# [AIM]
Among the lines below, list those containing the string "Living".

### DATA FOR THIS EXERCISE ###

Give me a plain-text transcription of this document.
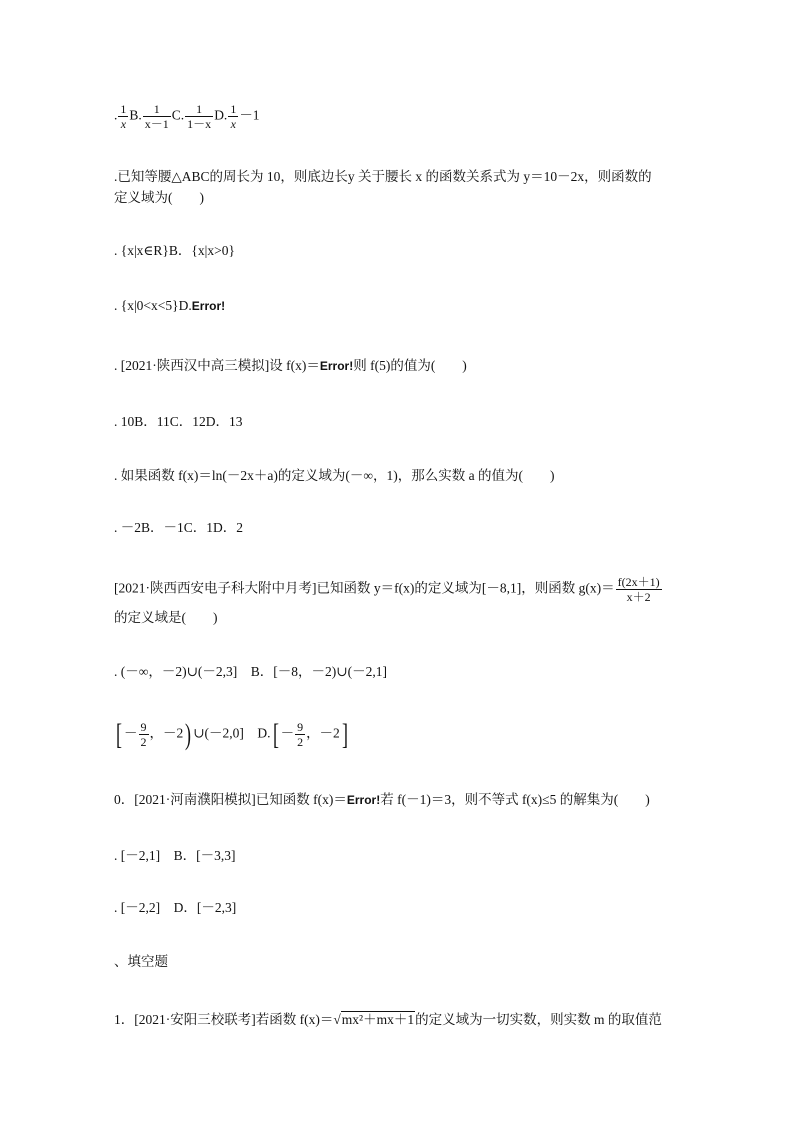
. $\frac{1}{x} B$. $\frac{1}{x-1} C$. $\frac{1}{1-x} D$. $\frac{1}{x} -1$
.已知等腰△ABC的周长为 10，则底边长y 关于腰长 x 的函数关系式为 y＝10－2x，则函数的
定义域为(　　)
. {x|x∈R}B．{x|x>0}
. {x|0<x<5}D.Error!
. [2021·陕西汉中高三模拟]设 f(x)＝Error!则 f(5)的值为(　　)
. 10B．11C．12D．13
. 如果函数 f(x)＝ln(－2x＋a)的定义域为(－∞，1)，那么实数 a 的值为(　　)
. －2B．－1C．1D．2
[2021·陕西西安电子科大附中月考]已知函数 y＝f(x)的定义域为[－8,1]，则函数 $g(x)= \frac{f(2x+1)}{x+2}$
的定义域是(　　)
. (－∞，－2)∪(－2,3]　B．[－8，－2)∪(－2,1]
[ － $\frac{9}{2}$ ，－2) ∪(－2,0]　$D.[ - \frac{9}{2}$ ，－2]
0．[2021·河南濮阳模拟]已知函数 f(x)＝Error!若 f(－1)＝3，则不等式 f(x)≤5 的解集为(　　)
. [－2,1]　B．[－3,3]
. [－2,2]　D．[－2,3]
、填空题
1．[2021·安阳三校联考]若函数 f(x)＝√mx²＋mx＋1的定义域为一切实数，则实数 m 的取值范
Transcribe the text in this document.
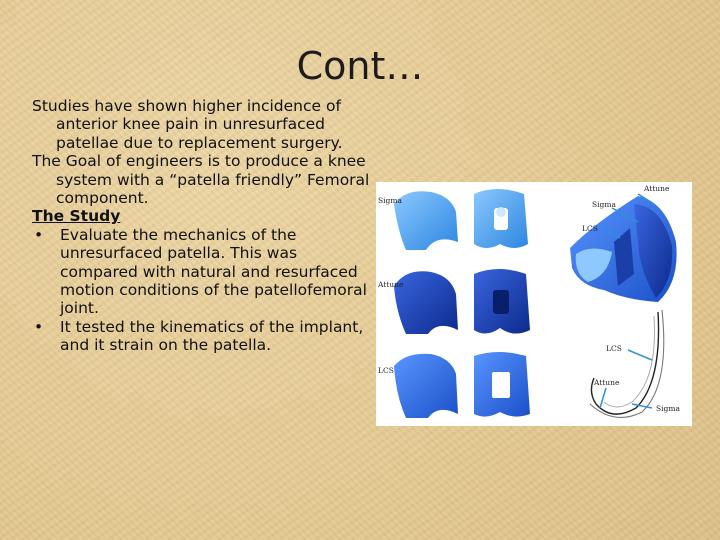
Cont…

Studies have shown higher incidence of anterior knee pain in unresurfaced patellae due to replacement surgery.

The Goal of engineers is to produce a knee system with a “patella friendly” Femoral component.

The Study

• Evaluate the mechanics of the unresurfaced patella. This was compared with natural and resurfaced motion conditions of the patellofemoral joint.

• It tested the kinematics of the implant, and it strain on the patella.

Sigma
Attune
LCS
Attune
Sigma
LCS
LCS
Attune
Sigma
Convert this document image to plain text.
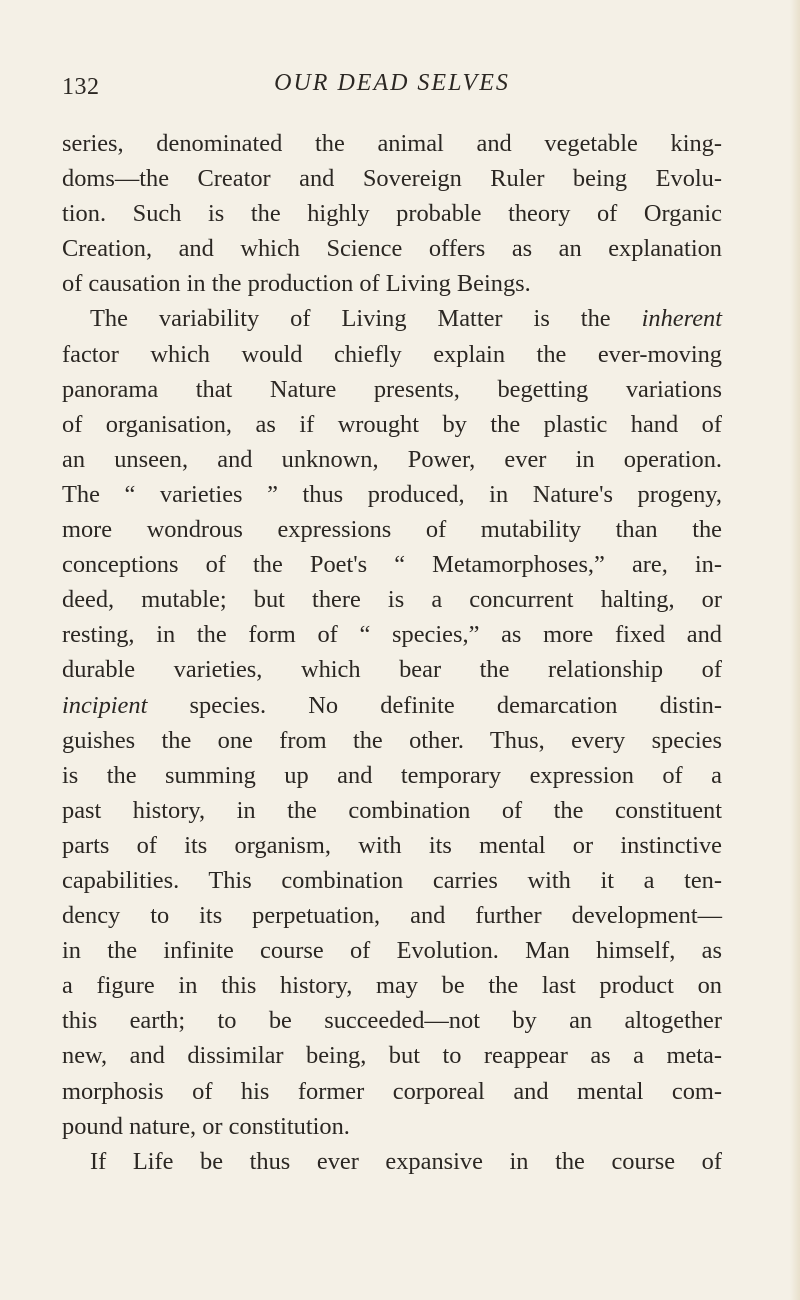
132	OUR DEAD SELVES
series, denominated the animal and vegetable king-
doms—the Creator and Sovereign Ruler being Evolu-
tion. Such is the highly probable theory of Organic
Creation, and which Science offers as an explanation
of causation in the production of Living Beings.
The variability of Living Matter is the inherent
factor which would chiefly explain the ever-moving
panorama that Nature presents, begetting variations
of organisation, as if wrought by the plastic hand of
an unseen, and unknown, Power, ever in operation.
The “ varieties ” thus produced, in Nature's progeny,
more wondrous expressions of mutability than the
conceptions of the Poet's “ Metamorphoses,” are, in-
deed, mutable; but there is a concurrent halting, or
resting, in the form of “ species,” as more fixed and
durable varieties, which bear the relationship of
incipient species. No definite demarcation distin-
guishes the one from the other. Thus, every species
is the summing up and temporary expression of a
past history, in the combination of the constituent
parts of its organism, with its mental or instinctive
capabilities. This combination carries with it a ten-
dency to its perpetuation, and further development—
in the infinite course of Evolution. Man himself, as
a figure in this history, may be the last product on
this earth; to be succeeded—not by an altogether
new, and dissimilar being, but to reappear as a meta-
morphosis of his former corporeal and mental com-
pound nature, or constitution.
If Life be thus ever expansive in the course of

###

# [REPLY]
of causation in the production of Living Beings.
The variability of Living Matter is the inherent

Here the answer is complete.